* Given data:
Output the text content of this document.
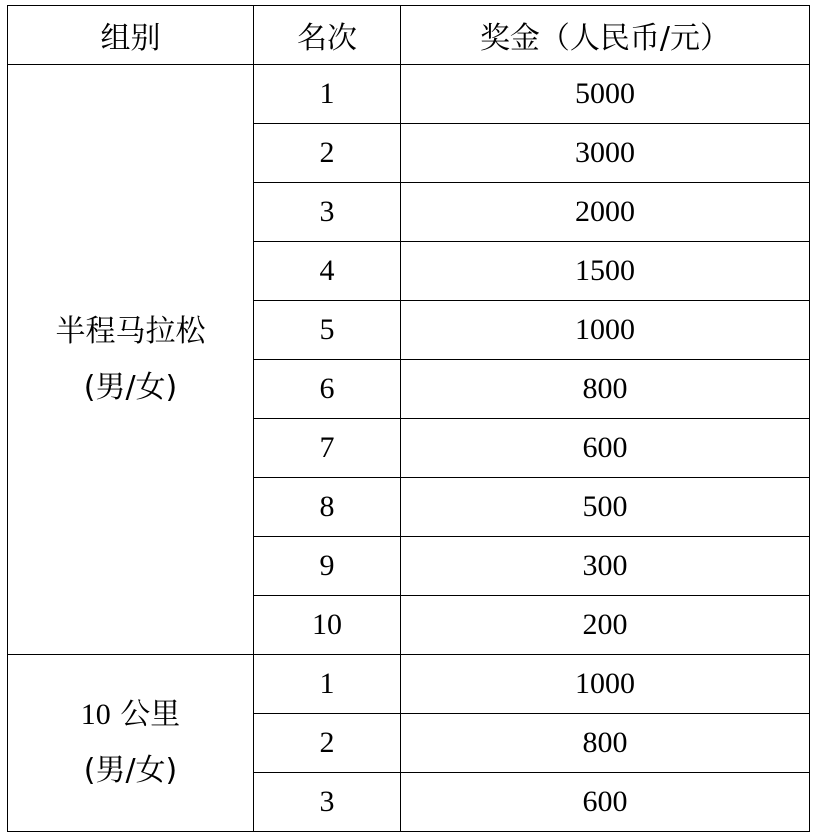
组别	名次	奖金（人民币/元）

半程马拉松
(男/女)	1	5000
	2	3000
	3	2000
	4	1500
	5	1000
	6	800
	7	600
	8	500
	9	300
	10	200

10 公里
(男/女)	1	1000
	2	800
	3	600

* Your goal: Strip out the images, then output the records above word for word.

* Response:
Output the text content of this document.
组别	名次	奖金（人民币/元）

半程马拉松
(男/女)	1	5000
	2	3000
	3	2000
	4	1500
	5	1000
	6	800
	7	600
	8	500
	9	300
	10	200

10 公里
(男/女)	1	1000
	2	800
	3	600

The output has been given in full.